* [Task inputs]
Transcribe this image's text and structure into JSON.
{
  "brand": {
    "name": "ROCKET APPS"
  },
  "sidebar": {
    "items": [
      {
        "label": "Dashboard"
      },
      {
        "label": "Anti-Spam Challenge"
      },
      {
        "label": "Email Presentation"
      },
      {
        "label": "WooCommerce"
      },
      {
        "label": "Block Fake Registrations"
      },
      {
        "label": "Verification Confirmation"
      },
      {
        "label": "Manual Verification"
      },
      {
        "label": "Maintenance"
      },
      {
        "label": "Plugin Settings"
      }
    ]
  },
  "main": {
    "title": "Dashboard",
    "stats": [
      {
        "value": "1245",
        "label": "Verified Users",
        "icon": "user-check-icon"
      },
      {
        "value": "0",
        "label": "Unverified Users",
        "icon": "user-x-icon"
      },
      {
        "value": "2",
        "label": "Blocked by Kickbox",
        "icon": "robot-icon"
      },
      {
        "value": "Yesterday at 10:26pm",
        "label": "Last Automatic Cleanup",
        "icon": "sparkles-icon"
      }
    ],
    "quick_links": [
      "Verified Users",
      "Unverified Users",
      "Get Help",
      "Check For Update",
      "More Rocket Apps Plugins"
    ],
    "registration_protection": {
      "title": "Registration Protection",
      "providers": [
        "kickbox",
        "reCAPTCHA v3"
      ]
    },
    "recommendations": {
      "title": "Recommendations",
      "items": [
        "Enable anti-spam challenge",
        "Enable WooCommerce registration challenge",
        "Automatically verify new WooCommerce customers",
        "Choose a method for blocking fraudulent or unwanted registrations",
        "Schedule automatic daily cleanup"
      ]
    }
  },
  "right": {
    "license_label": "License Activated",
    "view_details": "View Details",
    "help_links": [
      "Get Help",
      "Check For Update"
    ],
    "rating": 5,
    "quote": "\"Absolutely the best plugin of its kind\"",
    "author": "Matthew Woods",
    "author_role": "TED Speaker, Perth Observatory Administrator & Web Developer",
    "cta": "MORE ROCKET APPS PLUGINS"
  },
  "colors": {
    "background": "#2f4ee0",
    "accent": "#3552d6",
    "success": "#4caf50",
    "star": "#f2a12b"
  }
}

* [Exercise description] List the lines of the records where "WooCommerce" occurs.

* [Answer to this exercise]
        "label": "WooCommerce"
        "Enable WooCommerce registration challenge",
        "Automatically verify new WooCommerce customers",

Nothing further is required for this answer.